[Saved data entries]
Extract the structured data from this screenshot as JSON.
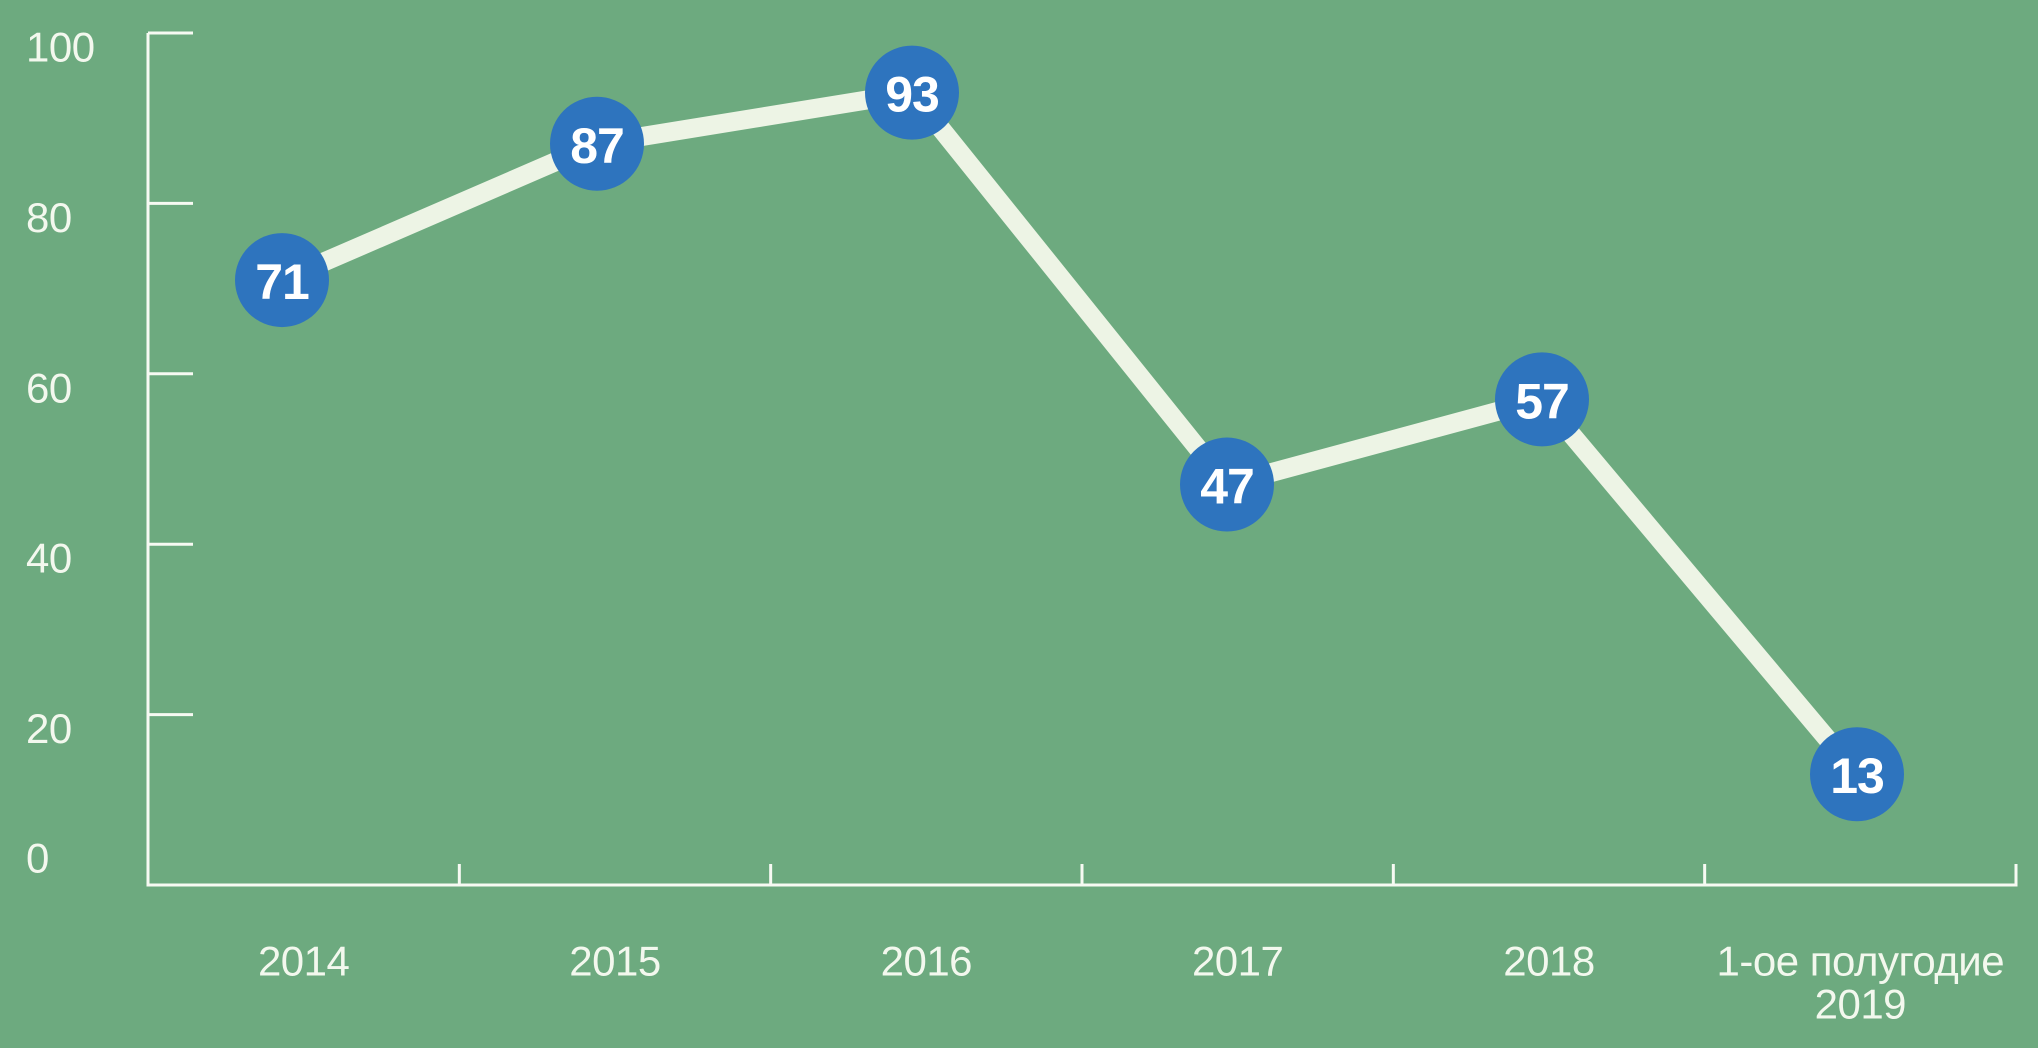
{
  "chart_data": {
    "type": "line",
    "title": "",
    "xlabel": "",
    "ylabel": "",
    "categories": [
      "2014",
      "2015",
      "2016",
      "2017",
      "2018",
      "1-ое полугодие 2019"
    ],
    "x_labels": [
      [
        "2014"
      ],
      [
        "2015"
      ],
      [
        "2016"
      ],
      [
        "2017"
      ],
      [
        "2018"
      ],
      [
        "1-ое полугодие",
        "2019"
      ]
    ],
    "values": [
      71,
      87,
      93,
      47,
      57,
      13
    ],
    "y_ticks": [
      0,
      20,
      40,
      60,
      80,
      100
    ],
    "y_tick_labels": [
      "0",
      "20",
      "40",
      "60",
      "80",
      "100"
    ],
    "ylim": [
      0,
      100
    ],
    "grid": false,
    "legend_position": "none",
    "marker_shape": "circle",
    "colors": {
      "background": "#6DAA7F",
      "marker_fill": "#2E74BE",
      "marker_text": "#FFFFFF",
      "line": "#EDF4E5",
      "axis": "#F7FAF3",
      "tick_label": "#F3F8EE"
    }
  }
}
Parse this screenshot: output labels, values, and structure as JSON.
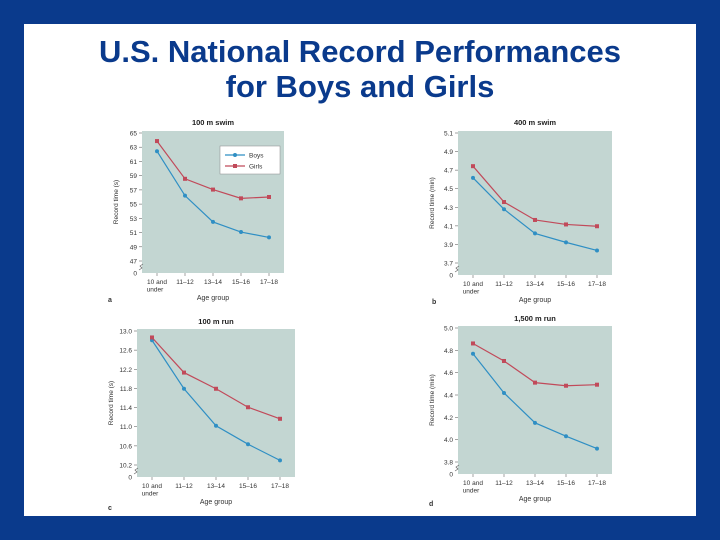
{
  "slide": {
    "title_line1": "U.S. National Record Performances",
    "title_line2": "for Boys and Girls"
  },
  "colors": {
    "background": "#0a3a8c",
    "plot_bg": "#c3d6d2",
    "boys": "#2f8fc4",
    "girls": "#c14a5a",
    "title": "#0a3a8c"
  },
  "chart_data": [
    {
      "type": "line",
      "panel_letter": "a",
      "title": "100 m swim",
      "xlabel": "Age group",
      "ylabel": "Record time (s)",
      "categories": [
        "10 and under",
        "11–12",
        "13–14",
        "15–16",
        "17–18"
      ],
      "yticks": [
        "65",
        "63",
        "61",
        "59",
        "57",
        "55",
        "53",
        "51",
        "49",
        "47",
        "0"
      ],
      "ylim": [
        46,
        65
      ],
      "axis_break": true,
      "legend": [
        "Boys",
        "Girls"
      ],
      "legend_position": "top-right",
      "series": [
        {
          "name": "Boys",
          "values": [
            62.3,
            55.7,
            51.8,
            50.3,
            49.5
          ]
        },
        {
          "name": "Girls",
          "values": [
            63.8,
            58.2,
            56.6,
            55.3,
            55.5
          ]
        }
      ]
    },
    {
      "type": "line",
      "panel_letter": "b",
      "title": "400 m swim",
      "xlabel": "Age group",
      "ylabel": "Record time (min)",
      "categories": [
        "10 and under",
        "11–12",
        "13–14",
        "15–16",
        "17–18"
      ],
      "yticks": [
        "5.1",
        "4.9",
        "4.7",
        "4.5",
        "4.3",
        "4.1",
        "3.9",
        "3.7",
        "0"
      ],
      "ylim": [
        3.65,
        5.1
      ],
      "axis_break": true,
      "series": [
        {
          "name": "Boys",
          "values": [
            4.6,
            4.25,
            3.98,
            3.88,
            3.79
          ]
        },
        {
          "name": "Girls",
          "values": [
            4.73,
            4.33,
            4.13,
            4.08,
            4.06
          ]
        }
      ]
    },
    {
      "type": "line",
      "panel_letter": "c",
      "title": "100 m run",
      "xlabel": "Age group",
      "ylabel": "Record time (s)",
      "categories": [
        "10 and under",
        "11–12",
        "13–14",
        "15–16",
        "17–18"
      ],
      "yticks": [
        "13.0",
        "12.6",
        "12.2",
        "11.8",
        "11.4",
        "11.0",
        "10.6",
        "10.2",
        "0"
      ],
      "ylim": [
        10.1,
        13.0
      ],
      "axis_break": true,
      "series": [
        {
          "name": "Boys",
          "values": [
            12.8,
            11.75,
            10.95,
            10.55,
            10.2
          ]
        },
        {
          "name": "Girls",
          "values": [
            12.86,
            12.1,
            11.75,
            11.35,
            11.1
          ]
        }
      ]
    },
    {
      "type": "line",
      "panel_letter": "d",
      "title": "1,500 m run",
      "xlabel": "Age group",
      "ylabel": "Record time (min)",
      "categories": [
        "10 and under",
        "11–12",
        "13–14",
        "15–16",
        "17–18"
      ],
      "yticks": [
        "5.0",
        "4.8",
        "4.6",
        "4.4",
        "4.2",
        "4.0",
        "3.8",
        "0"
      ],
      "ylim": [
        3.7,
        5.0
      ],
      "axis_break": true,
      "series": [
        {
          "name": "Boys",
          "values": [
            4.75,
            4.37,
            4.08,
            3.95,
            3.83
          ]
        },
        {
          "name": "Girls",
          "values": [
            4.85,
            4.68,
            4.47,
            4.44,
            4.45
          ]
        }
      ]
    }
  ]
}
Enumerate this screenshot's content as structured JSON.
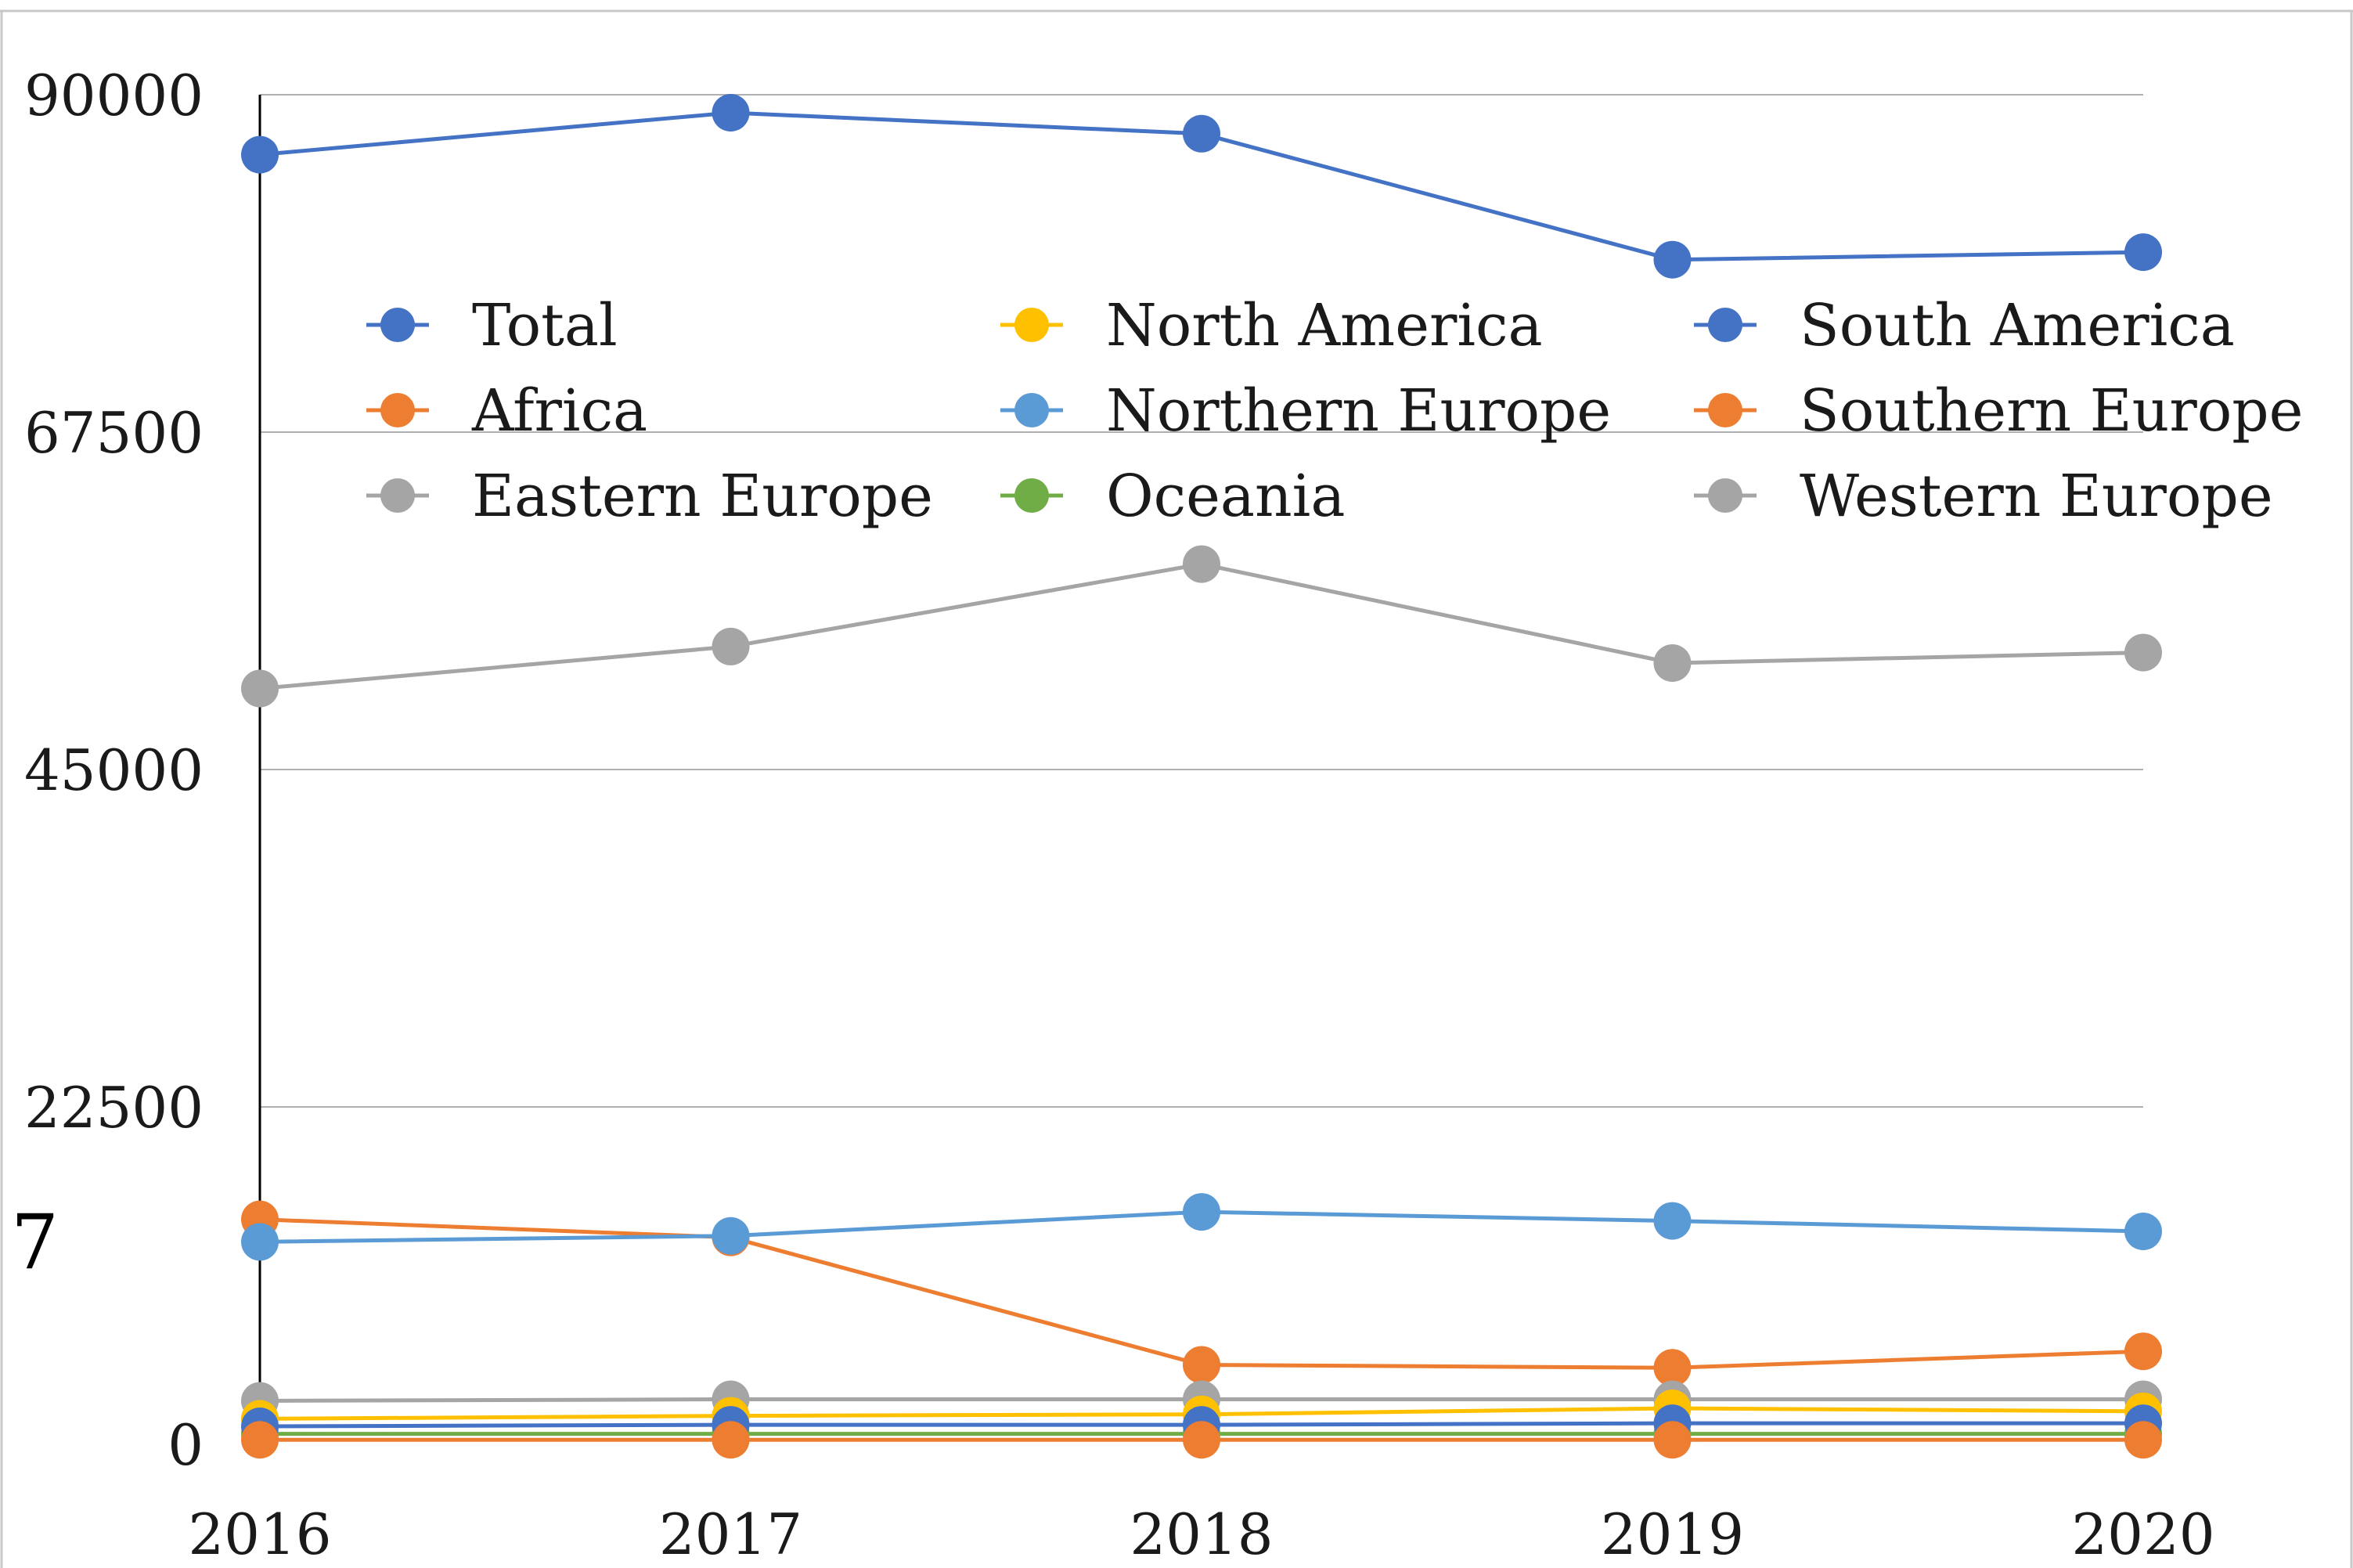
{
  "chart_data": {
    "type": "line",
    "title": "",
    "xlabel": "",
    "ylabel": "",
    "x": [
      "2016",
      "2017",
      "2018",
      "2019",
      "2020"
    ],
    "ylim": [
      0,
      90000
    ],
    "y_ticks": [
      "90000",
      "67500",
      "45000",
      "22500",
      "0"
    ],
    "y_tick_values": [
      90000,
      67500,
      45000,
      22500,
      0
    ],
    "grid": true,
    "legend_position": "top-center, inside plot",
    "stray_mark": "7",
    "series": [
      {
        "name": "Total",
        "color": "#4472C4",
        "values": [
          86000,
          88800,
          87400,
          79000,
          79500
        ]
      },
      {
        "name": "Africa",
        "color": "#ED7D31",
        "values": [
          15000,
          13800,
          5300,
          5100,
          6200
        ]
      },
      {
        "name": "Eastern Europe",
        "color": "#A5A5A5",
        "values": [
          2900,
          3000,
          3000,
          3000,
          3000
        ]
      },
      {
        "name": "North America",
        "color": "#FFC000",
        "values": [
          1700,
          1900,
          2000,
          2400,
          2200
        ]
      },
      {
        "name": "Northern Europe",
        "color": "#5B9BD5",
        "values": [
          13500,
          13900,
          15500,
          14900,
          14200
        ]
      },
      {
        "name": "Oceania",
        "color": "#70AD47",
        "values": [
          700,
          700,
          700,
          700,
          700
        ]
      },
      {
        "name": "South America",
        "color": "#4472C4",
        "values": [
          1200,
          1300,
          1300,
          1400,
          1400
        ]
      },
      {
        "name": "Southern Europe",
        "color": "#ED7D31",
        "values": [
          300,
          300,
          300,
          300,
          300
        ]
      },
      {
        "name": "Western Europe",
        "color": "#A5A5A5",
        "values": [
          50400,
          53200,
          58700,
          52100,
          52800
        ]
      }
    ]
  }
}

**YOUR GOAL**.
Transcribe the complete set of entries verbatim. No pictures belong in the copy.

**CORRECT ANSWER**.
Extract the structured data from this screenshot as JSON.
{
  "chart_data": {
    "type": "line",
    "title": "",
    "xlabel": "",
    "ylabel": "",
    "categories": [
      "2014",
      "2015",
      "2016",
      "2017",
      "2018",
      "1-ое полугодие 2019"
    ],
    "x_labels": [
      [
        "2014"
      ],
      [
        "2015"
      ],
      [
        "2016"
      ],
      [
        "2017"
      ],
      [
        "2018"
      ],
      [
        "1-ое полугодие",
        "2019"
      ]
    ],
    "values": [
      71,
      87,
      93,
      47,
      57,
      13
    ],
    "y_ticks": [
      0,
      20,
      40,
      60,
      80,
      100
    ],
    "y_tick_labels": [
      "0",
      "20",
      "40",
      "60",
      "80",
      "100"
    ],
    "ylim": [
      0,
      100
    ],
    "grid": false,
    "legend_position": "none",
    "marker_shape": "circle",
    "colors": {
      "background": "#6DAA7F",
      "marker_fill": "#2E74BE",
      "marker_text": "#FFFFFF",
      "line": "#EDF4E5",
      "axis": "#F7FAF3",
      "tick_label": "#F3F8EE"
    }
  }
}
Parse this screenshot: output labels, values, and structure as JSON.
{
  "slide": {
    "title_line1": "U.S. National Record Performances",
    "title_line2": "for Boys and Girls"
  },
  "colors": {
    "background": "#0a3a8c",
    "plot_bg": "#c3d6d2",
    "boys": "#2f8fc4",
    "girls": "#c14a5a",
    "title": "#0a3a8c"
  },
  "chart_data": [
    {
      "type": "line",
      "panel_letter": "a",
      "title": "100 m swim",
      "xlabel": "Age group",
      "ylabel": "Record time (s)",
      "categories": [
        "10 and under",
        "11–12",
        "13–14",
        "15–16",
        "17–18"
      ],
      "yticks": [
        "65",
        "63",
        "61",
        "59",
        "57",
        "55",
        "53",
        "51",
        "49",
        "47",
        "0"
      ],
      "ylim": [
        46,
        65
      ],
      "axis_break": true,
      "legend": [
        "Boys",
        "Girls"
      ],
      "legend_position": "top-right",
      "series": [
        {
          "name": "Boys",
          "values": [
            62.3,
            55.7,
            51.8,
            50.3,
            49.5
          ]
        },
        {
          "name": "Girls",
          "values": [
            63.8,
            58.2,
            56.6,
            55.3,
            55.5
          ]
        }
      ]
    },
    {
      "type": "line",
      "panel_letter": "b",
      "title": "400 m swim",
      "xlabel": "Age group",
      "ylabel": "Record time (min)",
      "categories": [
        "10 and under",
        "11–12",
        "13–14",
        "15–16",
        "17–18"
      ],
      "yticks": [
        "5.1",
        "4.9",
        "4.7",
        "4.5",
        "4.3",
        "4.1",
        "3.9",
        "3.7",
        "0"
      ],
      "ylim": [
        3.65,
        5.1
      ],
      "axis_break": true,
      "series": [
        {
          "name": "Boys",
          "values": [
            4.6,
            4.25,
            3.98,
            3.88,
            3.79
          ]
        },
        {
          "name": "Girls",
          "values": [
            4.73,
            4.33,
            4.13,
            4.08,
            4.06
          ]
        }
      ]
    },
    {
      "type": "line",
      "panel_letter": "c",
      "title": "100 m run",
      "xlabel": "Age group",
      "ylabel": "Record time (s)",
      "categories": [
        "10 and under",
        "11–12",
        "13–14",
        "15–16",
        "17–18"
      ],
      "yticks": [
        "13.0",
        "12.6",
        "12.2",
        "11.8",
        "11.4",
        "11.0",
        "10.6",
        "10.2",
        "0"
      ],
      "ylim": [
        10.1,
        13.0
      ],
      "axis_break": true,
      "series": [
        {
          "name": "Boys",
          "values": [
            12.8,
            11.75,
            10.95,
            10.55,
            10.2
          ]
        },
        {
          "name": "Girls",
          "values": [
            12.86,
            12.1,
            11.75,
            11.35,
            11.1
          ]
        }
      ]
    },
    {
      "type": "line",
      "panel_letter": "d",
      "title": "1,500 m run",
      "xlabel": "Age group",
      "ylabel": "Record time (min)",
      "categories": [
        "10 and under",
        "11–12",
        "13–14",
        "15–16",
        "17–18"
      ],
      "yticks": [
        "5.0",
        "4.8",
        "4.6",
        "4.4",
        "4.2",
        "4.0",
        "3.8",
        "0"
      ],
      "ylim": [
        3.7,
        5.0
      ],
      "axis_break": true,
      "series": [
        {
          "name": "Boys",
          "values": [
            4.75,
            4.37,
            4.08,
            3.95,
            3.83
          ]
        },
        {
          "name": "Girls",
          "values": [
            4.85,
            4.68,
            4.47,
            4.44,
            4.45
          ]
        }
      ]
    }
  ]
}
Enumerate this screenshot's content as structured JSON.
{
  "chart_data": {
    "type": "line",
    "title": "",
    "xlabel": "",
    "ylabel": "",
    "x": [
      "2016",
      "2017",
      "2018",
      "2019",
      "2020"
    ],
    "ylim": [
      0,
      90000
    ],
    "y_ticks": [
      "90000",
      "67500",
      "45000",
      "22500",
      "0"
    ],
    "y_tick_values": [
      90000,
      67500,
      45000,
      22500,
      0
    ],
    "grid": true,
    "legend_position": "top-center, inside plot",
    "stray_mark": "7",
    "series": [
      {
        "name": "Total",
        "color": "#4472C4",
        "values": [
          86000,
          88800,
          87400,
          79000,
          79500
        ]
      },
      {
        "name": "Africa",
        "color": "#ED7D31",
        "values": [
          15000,
          13800,
          5300,
          5100,
          6200
        ]
      },
      {
        "name": "Eastern Europe",
        "color": "#A5A5A5",
        "values": [
          2900,
          3000,
          3000,
          3000,
          3000
        ]
      },
      {
        "name": "North America",
        "color": "#FFC000",
        "values": [
          1700,
          1900,
          2000,
          2400,
          2200
        ]
      },
      {
        "name": "Northern Europe",
        "color": "#5B9BD5",
        "values": [
          13500,
          13900,
          15500,
          14900,
          14200
        ]
      },
      {
        "name": "Oceania",
        "color": "#70AD47",
        "values": [
          700,
          700,
          700,
          700,
          700
        ]
      },
      {
        "name": "South America",
        "color": "#4472C4",
        "values": [
          1200,
          1300,
          1300,
          1400,
          1400
        ]
      },
      {
        "name": "Southern Europe",
        "color": "#ED7D31",
        "values": [
          300,
          300,
          300,
          300,
          300
        ]
      },
      {
        "name": "Western Europe",
        "color": "#A5A5A5",
        "values": [
          50400,
          53200,
          58700,
          52100,
          52800
        ]
      }
    ]
  }
}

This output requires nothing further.